## [Instructions for the task]
The listing must be reproduced in full, exactly as it stands.

## [Material for this exercise]
____________________

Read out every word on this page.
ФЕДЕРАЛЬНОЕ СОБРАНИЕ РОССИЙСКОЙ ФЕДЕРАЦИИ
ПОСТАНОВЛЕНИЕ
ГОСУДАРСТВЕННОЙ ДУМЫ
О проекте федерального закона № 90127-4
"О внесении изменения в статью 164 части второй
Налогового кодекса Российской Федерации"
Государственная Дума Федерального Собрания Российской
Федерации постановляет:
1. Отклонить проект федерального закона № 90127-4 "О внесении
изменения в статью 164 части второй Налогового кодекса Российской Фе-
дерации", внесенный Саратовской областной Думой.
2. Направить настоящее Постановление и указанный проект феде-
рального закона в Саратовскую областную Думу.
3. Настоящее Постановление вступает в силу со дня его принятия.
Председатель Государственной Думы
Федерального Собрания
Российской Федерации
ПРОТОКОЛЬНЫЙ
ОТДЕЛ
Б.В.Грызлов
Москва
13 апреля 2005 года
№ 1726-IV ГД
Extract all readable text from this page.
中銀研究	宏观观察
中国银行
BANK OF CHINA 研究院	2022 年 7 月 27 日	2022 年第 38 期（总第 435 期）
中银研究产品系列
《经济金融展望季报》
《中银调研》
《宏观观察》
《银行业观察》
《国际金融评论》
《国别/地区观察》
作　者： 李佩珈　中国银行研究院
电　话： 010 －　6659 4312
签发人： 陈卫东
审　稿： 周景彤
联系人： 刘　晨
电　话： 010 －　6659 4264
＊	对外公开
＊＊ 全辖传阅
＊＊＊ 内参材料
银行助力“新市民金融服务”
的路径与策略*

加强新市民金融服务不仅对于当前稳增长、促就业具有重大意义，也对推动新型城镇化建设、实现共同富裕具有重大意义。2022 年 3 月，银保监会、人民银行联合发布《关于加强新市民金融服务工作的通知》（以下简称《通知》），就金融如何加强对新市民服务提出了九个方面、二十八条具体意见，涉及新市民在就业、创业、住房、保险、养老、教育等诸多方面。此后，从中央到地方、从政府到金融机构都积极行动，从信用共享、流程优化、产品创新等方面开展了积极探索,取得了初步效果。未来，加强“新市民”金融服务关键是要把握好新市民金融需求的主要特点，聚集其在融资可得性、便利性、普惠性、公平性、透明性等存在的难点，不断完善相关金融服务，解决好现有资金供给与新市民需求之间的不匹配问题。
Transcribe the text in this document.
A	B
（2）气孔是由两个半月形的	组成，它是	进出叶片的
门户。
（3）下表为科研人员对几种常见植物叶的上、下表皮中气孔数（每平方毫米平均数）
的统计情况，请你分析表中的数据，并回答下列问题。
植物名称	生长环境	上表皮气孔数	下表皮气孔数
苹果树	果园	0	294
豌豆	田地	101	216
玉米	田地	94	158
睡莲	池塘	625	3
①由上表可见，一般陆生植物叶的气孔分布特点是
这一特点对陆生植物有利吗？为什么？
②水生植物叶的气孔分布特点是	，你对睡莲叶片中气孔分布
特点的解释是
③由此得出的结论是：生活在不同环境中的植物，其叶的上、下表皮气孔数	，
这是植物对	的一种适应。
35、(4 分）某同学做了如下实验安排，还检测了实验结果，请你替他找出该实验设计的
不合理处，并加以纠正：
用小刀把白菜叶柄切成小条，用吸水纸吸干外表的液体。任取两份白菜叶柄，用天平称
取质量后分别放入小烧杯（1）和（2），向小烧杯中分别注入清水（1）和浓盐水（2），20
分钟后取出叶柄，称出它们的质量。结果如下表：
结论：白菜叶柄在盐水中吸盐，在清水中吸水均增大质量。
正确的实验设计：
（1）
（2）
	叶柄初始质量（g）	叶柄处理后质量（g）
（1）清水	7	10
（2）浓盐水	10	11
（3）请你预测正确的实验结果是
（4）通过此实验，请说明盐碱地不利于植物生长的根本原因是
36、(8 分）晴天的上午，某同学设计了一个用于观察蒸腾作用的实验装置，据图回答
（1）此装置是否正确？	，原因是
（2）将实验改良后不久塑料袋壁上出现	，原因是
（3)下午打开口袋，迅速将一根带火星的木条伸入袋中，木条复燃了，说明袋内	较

____________________

## [Written solution]
Read out every word on this page.
ФЕДЕРАЛЬНОЕ СОБРАНИЕ РОССИЙСКОЙ ФЕДЕРАЦИИ
ПОСТАНОВЛЕНИЕ
ГОСУДАРСТВЕННОЙ ДУМЫ
О проекте федерального закона № 90127-4
"О внесении изменения в статью 164 части второй
Налогового кодекса Российской Федерации"
Государственная Дума Федерального Собрания Российской
Федерации постановляет:
1. Отклонить проект федерального закона № 90127-4 "О внесении
изменения в статью 164 части второй Налогового кодекса Российской Фе-
дерации", внесенный Саратовской областной Думой.
2. Направить настоящее Постановление и указанный проект феде-
рального закона в Саратовскую областную Думу.
3. Настоящее Постановление вступает в силу со дня его принятия.
Председатель Государственной Думы
Федерального Собрания
Российской Федерации
ПРОТОКОЛЬНЫЙ
ОТДЕЛ
Б.В.Грызлов
Москва
13 апреля 2005 года
№ 1726-IV ГД
Extract all readable text from this page.
中銀研究	宏观观察
中国银行
BANK OF CHINA 研究院	2022 年 7 月 27 日	2022 年第 38 期（总第 435 期）
中银研究产品系列
《经济金融展望季报》
《中银调研》
《宏观观察》
《银行业观察》
《国际金融评论》
《国别/地区观察》
作　者： 李佩珈　中国银行研究院
电　话： 010 －　6659 4312
签发人： 陈卫东
审　稿： 周景彤
联系人： 刘　晨
电　话： 010 －　6659 4264
＊	对外公开
＊＊ 全辖传阅
＊＊＊ 内参材料
银行助力“新市民金融服务”
的路径与策略*

加强新市民金融服务不仅对于当前稳增长、促就业具有重大意义，也对推动新型城镇化建设、实现共同富裕具有重大意义。2022 年 3 月，银保监会、人民银行联合发布《关于加强新市民金融服务工作的通知》（以下简称《通知》），就金融如何加强对新市民服务提出了九个方面、二十八条具体意见，涉及新市民在就业、创业、住房、保险、养老、教育等诸多方面。此后，从中央到地方、从政府到金融机构都积极行动，从信用共享、流程优化、产品创新等方面开展了积极探索,取得了初步效果。未来，加强“新市民”金融服务关键是要把握好新市民金融需求的主要特点，聚集其在融资可得性、便利性、普惠性、公平性、透明性等存在的难点，不断完善相关金融服务，解决好现有资金供给与新市民需求之间的不匹配问题。
Transcribe the text in this document.
A	B
（2）气孔是由两个半月形的	组成，它是	进出叶片的
门户。
（3）下表为科研人员对几种常见植物叶的上、下表皮中气孔数（每平方毫米平均数）
的统计情况，请你分析表中的数据，并回答下列问题。
植物名称	生长环境	上表皮气孔数	下表皮气孔数
苹果树	果园	0	294
豌豆	田地	101	216
玉米	田地	94	158
睡莲	池塘	625	3
①由上表可见，一般陆生植物叶的气孔分布特点是
这一特点对陆生植物有利吗？为什么？
②水生植物叶的气孔分布特点是	，你对睡莲叶片中气孔分布
特点的解释是
③由此得出的结论是：生活在不同环境中的植物，其叶的上、下表皮气孔数	，
这是植物对	的一种适应。
35、(4 分）某同学做了如下实验安排，还检测了实验结果，请你替他找出该实验设计的
不合理处，并加以纠正：
用小刀把白菜叶柄切成小条，用吸水纸吸干外表的液体。任取两份白菜叶柄，用天平称
取质量后分别放入小烧杯（1）和（2），向小烧杯中分别注入清水（1）和浓盐水（2），20
分钟后取出叶柄，称出它们的质量。结果如下表：
结论：白菜叶柄在盐水中吸盐，在清水中吸水均增大质量。
正确的实验设计：
（1）
（2）
	叶柄初始质量（g）	叶柄处理后质量（g）
（1）清水	7	10
（2）浓盐水	10	11
（3）请你预测正确的实验结果是
（4）通过此实验，请说明盐碱地不利于植物生长的根本原因是
36、(8 分）晴天的上午，某同学设计了一个用于观察蒸腾作用的实验装置，据图回答
（1）此装置是否正确？	，原因是
（2）将实验改良后不久塑料袋壁上出现	，原因是
（3)下午打开口袋，迅速将一根带火星的木条伸入袋中，木条复燃了，说明袋内	较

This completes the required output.